## WRITTEN INSTRUCTION
Copy out each line in the material below that has the word "nisi".

Dataset entries:
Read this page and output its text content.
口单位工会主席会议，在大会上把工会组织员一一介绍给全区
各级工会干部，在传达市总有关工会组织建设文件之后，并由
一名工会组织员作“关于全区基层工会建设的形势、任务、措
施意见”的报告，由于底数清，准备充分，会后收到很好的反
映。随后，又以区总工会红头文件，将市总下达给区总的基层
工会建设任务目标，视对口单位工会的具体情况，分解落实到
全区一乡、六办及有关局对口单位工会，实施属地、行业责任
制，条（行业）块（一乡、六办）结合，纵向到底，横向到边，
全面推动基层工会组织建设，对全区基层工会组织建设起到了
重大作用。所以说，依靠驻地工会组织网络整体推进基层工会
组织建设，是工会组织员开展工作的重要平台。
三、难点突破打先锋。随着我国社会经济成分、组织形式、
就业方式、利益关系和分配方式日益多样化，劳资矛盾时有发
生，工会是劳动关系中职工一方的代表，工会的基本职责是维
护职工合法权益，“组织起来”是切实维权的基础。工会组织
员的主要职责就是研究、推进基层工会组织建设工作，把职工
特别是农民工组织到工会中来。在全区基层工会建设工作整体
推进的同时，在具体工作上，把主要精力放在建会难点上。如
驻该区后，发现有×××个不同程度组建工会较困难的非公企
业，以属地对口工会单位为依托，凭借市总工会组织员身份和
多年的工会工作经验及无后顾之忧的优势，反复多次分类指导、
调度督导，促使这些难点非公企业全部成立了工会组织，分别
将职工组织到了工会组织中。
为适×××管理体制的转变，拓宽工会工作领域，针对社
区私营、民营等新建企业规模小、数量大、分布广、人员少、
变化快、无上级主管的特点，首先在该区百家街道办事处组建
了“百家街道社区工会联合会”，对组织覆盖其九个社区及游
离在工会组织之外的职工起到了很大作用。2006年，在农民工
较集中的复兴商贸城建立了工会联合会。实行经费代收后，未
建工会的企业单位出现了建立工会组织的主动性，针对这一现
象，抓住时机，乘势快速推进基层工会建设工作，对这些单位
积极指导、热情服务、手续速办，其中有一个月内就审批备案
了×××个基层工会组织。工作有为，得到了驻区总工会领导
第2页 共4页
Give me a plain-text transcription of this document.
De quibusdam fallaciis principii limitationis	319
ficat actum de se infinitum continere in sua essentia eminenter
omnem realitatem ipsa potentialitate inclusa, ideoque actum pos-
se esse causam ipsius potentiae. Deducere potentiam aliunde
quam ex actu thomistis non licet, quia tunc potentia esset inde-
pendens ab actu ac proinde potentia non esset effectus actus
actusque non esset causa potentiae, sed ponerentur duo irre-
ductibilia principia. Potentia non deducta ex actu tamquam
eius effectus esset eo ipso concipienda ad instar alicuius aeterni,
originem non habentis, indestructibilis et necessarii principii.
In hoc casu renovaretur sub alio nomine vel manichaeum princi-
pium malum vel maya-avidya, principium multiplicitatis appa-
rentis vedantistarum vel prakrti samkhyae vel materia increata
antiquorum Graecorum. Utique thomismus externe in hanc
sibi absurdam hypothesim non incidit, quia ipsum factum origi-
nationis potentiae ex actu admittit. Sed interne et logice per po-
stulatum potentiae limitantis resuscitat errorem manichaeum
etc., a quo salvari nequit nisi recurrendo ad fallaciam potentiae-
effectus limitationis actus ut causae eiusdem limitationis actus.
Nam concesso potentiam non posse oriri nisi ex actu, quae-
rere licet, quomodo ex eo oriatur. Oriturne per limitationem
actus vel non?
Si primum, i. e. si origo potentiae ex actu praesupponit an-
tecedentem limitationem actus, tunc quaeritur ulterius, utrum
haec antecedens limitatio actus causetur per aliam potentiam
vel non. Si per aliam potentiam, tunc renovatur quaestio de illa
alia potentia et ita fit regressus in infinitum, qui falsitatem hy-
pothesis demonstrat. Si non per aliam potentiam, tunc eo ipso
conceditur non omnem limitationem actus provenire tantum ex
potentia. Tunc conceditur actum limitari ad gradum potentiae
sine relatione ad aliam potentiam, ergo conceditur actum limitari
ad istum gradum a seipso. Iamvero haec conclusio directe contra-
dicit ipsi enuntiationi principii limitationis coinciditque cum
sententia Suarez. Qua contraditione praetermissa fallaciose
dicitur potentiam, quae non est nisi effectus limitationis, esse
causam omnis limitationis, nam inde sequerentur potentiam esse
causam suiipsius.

## SOLUTION
etc., a quo salvari nequit nisi recurrendo ad fallaciam potentiae-
Nam concesso potentiam non posse oriri nisi ex actu, quae-
dicitur potentiam, quae non est nisi effectus limitationis, esse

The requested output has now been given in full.